----- Material for this task -----

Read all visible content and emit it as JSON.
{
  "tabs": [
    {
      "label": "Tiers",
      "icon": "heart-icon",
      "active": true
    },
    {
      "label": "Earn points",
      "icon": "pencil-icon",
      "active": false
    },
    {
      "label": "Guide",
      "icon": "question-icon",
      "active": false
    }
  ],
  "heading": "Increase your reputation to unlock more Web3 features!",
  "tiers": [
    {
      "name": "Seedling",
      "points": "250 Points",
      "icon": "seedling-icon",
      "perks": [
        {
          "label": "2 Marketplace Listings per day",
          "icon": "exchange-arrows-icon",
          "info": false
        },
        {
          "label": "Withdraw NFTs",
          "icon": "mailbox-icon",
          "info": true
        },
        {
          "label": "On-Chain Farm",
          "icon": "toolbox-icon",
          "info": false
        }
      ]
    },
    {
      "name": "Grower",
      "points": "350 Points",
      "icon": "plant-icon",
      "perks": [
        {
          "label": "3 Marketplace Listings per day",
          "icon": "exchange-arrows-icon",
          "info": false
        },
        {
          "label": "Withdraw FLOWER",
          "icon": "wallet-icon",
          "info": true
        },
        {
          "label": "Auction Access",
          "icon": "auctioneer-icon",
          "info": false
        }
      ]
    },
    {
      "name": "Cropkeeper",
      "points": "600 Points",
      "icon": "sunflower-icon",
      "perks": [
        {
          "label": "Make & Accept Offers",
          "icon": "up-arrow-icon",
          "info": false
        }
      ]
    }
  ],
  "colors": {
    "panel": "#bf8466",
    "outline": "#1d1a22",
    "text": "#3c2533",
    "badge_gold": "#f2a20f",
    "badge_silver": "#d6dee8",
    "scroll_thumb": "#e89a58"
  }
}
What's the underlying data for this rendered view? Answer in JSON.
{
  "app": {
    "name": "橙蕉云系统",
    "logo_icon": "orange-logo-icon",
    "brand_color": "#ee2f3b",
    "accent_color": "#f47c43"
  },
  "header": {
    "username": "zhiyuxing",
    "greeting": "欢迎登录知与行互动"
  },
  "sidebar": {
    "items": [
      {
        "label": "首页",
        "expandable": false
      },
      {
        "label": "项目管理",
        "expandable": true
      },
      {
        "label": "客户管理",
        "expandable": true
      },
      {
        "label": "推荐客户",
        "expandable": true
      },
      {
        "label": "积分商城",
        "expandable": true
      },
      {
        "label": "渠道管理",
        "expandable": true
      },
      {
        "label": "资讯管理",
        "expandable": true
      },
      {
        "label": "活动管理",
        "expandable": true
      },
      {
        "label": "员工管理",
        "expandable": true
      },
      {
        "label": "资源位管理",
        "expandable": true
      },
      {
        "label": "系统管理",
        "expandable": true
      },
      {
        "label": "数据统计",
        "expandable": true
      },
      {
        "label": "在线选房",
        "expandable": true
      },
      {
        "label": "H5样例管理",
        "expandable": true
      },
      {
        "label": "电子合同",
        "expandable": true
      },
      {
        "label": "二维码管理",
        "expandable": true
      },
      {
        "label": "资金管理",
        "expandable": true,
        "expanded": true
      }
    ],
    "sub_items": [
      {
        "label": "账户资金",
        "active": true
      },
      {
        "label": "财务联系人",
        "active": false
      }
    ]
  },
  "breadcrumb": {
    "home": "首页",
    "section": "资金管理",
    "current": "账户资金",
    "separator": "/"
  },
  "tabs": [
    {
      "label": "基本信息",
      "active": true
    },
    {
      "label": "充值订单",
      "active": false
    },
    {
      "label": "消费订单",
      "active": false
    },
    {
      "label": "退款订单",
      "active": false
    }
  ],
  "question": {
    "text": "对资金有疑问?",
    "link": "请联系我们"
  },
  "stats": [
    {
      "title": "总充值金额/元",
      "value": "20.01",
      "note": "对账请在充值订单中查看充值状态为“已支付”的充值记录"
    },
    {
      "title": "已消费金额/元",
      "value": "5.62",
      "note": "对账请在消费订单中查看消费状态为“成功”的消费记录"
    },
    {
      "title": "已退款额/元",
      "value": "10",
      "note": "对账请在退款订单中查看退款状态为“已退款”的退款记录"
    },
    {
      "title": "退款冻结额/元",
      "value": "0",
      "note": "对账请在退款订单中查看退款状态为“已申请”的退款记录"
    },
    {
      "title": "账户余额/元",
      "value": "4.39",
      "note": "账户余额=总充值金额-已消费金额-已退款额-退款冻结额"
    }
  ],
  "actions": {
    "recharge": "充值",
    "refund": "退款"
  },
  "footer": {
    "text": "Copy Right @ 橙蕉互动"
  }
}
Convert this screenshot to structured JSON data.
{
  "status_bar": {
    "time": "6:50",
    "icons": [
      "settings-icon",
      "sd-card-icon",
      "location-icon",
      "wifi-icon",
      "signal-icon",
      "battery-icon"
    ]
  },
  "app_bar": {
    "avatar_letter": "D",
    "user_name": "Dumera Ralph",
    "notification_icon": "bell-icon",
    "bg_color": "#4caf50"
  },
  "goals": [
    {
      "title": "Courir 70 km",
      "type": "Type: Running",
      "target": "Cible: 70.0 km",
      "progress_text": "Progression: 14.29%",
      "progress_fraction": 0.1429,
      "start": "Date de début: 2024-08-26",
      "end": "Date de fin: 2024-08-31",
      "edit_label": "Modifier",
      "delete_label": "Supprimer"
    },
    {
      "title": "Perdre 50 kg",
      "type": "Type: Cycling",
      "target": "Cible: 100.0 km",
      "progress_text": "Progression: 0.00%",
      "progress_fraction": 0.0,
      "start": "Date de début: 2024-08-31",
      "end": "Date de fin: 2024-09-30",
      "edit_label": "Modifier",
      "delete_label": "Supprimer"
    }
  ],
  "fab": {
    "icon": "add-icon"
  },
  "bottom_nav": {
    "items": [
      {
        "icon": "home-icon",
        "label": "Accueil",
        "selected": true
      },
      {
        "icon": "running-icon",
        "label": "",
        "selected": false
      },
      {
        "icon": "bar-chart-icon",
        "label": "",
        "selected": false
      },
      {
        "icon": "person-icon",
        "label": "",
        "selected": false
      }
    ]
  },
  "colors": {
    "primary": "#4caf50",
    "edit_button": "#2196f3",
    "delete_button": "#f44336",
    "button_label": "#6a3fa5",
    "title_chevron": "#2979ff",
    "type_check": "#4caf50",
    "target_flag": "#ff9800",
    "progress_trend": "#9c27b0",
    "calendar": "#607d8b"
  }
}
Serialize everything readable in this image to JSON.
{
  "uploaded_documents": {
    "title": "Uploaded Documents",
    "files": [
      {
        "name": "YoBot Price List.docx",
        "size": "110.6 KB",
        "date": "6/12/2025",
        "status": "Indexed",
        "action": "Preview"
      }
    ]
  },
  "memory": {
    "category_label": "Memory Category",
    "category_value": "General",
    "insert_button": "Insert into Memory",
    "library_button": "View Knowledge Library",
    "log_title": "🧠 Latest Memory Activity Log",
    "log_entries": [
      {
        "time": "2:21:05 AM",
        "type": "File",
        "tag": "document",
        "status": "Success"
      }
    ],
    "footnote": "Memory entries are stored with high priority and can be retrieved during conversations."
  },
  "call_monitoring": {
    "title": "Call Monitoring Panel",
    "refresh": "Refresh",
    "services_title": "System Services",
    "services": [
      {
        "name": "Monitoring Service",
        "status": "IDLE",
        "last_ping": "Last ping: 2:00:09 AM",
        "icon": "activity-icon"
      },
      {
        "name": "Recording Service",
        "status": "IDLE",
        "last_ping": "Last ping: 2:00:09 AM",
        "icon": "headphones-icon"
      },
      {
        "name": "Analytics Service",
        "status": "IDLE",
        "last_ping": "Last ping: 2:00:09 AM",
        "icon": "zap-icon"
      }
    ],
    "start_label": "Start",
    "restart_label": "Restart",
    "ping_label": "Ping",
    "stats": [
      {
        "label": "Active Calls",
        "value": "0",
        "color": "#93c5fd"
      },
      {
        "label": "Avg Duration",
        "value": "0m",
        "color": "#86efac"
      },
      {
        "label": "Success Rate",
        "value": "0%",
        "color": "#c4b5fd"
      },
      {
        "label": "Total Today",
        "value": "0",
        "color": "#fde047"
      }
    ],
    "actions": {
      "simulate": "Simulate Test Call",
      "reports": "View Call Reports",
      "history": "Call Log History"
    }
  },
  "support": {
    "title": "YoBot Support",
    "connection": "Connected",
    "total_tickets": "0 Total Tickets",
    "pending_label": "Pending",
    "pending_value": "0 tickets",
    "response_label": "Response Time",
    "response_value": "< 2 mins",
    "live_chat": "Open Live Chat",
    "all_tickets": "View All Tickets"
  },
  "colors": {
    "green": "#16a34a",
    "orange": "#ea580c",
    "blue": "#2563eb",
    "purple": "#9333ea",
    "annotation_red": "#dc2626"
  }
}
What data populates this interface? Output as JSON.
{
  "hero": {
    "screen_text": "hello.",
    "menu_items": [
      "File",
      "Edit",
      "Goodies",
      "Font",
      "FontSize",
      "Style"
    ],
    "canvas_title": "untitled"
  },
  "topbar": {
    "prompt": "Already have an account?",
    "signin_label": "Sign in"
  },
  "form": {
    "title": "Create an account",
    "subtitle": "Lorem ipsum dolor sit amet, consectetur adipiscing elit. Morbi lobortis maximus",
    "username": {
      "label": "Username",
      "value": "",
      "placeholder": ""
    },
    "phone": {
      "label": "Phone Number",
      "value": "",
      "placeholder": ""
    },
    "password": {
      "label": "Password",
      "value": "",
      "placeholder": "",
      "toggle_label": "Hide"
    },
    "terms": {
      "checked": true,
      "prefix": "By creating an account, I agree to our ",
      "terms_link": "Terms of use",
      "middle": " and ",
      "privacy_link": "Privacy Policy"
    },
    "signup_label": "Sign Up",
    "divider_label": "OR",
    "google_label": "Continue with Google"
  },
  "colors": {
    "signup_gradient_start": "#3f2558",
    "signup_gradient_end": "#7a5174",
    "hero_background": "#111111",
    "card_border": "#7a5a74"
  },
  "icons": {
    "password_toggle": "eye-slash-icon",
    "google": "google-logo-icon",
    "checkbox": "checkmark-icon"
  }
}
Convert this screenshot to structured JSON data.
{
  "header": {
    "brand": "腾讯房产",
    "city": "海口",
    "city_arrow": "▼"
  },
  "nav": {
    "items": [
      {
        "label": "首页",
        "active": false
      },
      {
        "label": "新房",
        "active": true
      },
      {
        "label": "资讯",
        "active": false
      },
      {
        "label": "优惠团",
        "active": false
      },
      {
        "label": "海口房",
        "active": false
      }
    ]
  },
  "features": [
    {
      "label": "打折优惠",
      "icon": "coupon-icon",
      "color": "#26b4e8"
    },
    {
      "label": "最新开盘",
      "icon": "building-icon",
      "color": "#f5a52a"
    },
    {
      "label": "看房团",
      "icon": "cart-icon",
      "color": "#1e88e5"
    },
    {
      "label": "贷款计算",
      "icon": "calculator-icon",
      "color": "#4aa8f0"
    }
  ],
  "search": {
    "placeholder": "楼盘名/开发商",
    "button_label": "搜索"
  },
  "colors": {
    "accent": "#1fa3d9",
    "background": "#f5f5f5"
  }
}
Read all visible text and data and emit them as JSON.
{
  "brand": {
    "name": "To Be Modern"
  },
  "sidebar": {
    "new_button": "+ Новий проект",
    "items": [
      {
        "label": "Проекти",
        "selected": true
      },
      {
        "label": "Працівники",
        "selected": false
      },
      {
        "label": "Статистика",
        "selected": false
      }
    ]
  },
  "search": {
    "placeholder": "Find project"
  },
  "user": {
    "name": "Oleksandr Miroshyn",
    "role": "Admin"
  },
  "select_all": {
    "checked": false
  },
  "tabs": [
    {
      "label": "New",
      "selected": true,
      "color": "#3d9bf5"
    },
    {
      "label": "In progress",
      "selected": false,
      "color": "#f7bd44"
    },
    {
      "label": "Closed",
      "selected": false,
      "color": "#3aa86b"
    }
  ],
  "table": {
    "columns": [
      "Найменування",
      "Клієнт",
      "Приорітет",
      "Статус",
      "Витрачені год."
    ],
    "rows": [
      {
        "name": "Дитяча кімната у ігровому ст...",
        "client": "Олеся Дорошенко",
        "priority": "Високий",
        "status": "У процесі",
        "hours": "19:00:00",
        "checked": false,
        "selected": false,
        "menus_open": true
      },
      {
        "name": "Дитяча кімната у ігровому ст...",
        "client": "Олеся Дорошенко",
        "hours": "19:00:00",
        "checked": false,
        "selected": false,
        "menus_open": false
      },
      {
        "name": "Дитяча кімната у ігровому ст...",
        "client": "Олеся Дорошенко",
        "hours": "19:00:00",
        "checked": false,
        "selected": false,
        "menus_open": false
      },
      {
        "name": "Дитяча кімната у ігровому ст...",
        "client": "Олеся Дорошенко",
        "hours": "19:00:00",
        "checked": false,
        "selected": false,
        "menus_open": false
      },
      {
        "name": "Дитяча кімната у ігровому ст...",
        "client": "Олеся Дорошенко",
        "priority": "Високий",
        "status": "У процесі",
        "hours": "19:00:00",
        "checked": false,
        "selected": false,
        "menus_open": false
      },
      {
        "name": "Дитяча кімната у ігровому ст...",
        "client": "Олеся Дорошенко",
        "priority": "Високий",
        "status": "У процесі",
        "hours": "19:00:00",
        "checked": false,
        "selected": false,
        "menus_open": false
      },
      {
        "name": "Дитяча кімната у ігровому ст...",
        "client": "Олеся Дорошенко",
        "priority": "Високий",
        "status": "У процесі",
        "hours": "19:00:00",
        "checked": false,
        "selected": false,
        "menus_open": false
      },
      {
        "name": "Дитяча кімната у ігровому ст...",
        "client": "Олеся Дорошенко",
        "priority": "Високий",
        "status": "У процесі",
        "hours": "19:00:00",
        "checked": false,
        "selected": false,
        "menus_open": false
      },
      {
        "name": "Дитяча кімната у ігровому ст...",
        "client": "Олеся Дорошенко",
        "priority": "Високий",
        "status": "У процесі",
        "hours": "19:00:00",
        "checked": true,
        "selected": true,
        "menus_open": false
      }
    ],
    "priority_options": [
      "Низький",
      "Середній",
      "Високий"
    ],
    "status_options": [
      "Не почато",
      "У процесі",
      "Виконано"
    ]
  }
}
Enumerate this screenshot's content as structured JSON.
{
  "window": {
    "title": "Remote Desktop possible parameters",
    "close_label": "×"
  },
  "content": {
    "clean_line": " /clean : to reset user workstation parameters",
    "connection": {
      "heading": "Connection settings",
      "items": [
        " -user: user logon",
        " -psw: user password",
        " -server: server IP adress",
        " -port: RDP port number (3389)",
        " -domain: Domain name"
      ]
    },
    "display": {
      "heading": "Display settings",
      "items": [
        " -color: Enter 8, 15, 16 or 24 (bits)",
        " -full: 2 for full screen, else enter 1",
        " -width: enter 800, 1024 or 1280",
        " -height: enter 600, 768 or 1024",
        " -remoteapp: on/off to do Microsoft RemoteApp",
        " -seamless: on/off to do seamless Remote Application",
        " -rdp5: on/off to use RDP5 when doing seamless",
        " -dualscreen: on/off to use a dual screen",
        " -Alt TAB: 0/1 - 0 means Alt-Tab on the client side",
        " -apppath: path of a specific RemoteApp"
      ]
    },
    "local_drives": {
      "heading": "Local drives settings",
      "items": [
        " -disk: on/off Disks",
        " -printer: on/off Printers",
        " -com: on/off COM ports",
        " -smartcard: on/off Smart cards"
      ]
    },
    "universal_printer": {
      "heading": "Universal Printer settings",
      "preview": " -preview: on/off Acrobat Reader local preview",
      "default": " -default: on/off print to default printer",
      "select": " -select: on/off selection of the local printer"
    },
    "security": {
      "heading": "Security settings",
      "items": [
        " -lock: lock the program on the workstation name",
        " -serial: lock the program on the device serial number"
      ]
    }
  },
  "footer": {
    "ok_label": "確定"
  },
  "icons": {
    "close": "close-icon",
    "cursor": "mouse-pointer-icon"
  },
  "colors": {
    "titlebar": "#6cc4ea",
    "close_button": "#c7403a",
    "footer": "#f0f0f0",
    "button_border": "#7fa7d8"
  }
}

-----

■ Written task
Which lines contain the word "What"? Copy each one.

■ Result of this exercise
What's the underlying data for this rendered view? Answer in JSON.
What data populates this interface? Output as JSON.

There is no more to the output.